— start of EXTRACTED DATA —
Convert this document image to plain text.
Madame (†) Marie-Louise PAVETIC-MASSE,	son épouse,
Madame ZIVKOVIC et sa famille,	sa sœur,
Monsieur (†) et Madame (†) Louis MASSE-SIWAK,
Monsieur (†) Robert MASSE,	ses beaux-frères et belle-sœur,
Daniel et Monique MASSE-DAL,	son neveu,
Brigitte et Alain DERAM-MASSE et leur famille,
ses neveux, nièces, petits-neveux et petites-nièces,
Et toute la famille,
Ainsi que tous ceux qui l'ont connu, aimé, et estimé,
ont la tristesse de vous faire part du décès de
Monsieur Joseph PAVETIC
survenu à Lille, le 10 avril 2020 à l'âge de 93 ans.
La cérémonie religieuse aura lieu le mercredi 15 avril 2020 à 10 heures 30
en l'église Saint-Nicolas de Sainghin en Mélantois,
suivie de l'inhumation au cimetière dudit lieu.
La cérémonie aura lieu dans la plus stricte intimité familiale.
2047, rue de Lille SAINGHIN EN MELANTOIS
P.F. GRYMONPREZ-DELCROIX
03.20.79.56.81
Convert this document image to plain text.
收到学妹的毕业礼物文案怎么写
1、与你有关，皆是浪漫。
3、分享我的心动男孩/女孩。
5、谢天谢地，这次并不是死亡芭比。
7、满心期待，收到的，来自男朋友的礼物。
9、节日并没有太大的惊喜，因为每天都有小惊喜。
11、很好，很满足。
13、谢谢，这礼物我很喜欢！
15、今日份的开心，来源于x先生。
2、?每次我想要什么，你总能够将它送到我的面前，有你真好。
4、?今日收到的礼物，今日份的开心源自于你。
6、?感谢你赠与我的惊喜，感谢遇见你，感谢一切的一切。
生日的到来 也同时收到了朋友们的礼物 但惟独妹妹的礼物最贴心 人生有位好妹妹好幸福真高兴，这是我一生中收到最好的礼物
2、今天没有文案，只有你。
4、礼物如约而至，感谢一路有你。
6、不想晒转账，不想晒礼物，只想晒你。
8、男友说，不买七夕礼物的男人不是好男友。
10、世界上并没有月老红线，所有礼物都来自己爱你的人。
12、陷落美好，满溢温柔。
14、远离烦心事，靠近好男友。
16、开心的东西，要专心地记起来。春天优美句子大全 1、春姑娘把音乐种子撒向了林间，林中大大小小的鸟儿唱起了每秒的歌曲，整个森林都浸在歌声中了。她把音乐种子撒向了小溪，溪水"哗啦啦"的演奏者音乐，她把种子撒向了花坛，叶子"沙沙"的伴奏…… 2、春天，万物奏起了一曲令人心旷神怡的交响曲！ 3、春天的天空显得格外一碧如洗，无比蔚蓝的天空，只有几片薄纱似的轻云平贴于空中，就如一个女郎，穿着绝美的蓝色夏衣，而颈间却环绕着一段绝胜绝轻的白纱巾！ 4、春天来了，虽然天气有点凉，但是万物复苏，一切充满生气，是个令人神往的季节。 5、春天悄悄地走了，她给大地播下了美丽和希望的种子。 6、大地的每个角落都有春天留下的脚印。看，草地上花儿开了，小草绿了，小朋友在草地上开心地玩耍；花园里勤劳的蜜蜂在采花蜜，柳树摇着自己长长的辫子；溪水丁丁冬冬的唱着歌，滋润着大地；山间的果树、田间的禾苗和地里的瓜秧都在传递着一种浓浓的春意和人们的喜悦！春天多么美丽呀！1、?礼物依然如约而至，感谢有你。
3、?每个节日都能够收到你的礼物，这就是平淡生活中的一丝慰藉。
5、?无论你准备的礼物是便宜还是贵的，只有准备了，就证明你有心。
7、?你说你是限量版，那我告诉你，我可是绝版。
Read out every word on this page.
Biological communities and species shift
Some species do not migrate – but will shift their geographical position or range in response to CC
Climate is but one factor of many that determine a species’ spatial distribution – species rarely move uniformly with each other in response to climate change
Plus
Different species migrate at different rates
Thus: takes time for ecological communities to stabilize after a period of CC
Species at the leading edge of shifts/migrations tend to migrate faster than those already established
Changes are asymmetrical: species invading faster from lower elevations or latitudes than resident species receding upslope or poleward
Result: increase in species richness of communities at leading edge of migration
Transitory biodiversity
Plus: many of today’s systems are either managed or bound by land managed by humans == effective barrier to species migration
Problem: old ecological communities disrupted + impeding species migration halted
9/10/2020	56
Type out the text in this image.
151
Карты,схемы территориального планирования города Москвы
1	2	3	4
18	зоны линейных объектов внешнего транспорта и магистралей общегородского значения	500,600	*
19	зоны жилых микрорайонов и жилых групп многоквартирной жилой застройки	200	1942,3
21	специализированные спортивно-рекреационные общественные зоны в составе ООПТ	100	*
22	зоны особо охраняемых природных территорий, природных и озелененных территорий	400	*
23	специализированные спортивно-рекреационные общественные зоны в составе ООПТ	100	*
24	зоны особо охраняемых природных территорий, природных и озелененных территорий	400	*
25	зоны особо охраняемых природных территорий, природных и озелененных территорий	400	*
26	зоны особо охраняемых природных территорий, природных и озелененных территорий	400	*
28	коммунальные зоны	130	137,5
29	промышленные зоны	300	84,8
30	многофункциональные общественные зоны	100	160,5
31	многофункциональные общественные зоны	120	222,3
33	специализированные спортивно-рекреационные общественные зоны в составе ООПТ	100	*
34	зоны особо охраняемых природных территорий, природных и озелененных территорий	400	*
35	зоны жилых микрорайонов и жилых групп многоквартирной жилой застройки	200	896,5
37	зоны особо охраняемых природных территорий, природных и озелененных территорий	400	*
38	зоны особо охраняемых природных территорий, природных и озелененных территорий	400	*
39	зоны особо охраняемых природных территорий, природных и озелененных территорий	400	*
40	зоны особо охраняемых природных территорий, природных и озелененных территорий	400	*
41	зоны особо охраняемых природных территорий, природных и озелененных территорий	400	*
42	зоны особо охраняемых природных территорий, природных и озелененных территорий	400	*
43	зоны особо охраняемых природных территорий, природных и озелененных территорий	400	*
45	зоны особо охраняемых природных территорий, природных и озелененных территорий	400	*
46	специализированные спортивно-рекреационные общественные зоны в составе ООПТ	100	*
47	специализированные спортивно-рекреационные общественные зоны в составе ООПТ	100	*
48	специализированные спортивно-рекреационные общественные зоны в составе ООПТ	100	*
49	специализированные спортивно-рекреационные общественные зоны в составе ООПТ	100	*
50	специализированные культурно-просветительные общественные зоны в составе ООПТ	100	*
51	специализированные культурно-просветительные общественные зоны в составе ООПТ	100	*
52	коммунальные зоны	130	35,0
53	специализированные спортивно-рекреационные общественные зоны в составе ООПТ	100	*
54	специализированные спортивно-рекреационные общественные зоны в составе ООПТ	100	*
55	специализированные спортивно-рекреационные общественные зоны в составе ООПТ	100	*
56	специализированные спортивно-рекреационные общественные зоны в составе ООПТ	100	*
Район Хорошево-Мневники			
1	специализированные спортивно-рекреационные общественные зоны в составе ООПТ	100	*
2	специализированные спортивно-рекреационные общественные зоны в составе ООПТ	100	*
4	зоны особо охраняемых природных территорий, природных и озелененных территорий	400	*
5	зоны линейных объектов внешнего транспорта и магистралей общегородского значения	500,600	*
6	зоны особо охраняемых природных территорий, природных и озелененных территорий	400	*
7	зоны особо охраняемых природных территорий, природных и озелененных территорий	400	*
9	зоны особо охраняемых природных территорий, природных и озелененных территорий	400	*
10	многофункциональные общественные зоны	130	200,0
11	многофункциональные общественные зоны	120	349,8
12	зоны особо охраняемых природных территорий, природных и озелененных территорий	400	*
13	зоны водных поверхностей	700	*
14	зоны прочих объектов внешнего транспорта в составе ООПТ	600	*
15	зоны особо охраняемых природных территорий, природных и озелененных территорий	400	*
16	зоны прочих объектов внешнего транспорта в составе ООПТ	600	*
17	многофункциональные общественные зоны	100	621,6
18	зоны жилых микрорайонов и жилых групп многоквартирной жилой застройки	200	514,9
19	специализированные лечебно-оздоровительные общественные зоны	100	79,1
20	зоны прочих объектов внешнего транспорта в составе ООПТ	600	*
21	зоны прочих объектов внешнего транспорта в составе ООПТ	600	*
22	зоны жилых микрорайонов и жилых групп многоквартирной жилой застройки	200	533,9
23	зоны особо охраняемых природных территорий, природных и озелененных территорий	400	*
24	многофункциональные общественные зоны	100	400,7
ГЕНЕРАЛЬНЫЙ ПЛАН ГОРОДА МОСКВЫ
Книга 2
— end of EXTRACTED DATA —
• **THE PROBLEM**:
Identify and copy the lines holding the word "просветительные".

• **ANSWER TO THIS TASK**:
50	специализированные культурно-просветительные общественные зоны в составе ООПТ	100	*
51	специализированные культурно-просветительные общественные зоны в составе ООПТ	100	*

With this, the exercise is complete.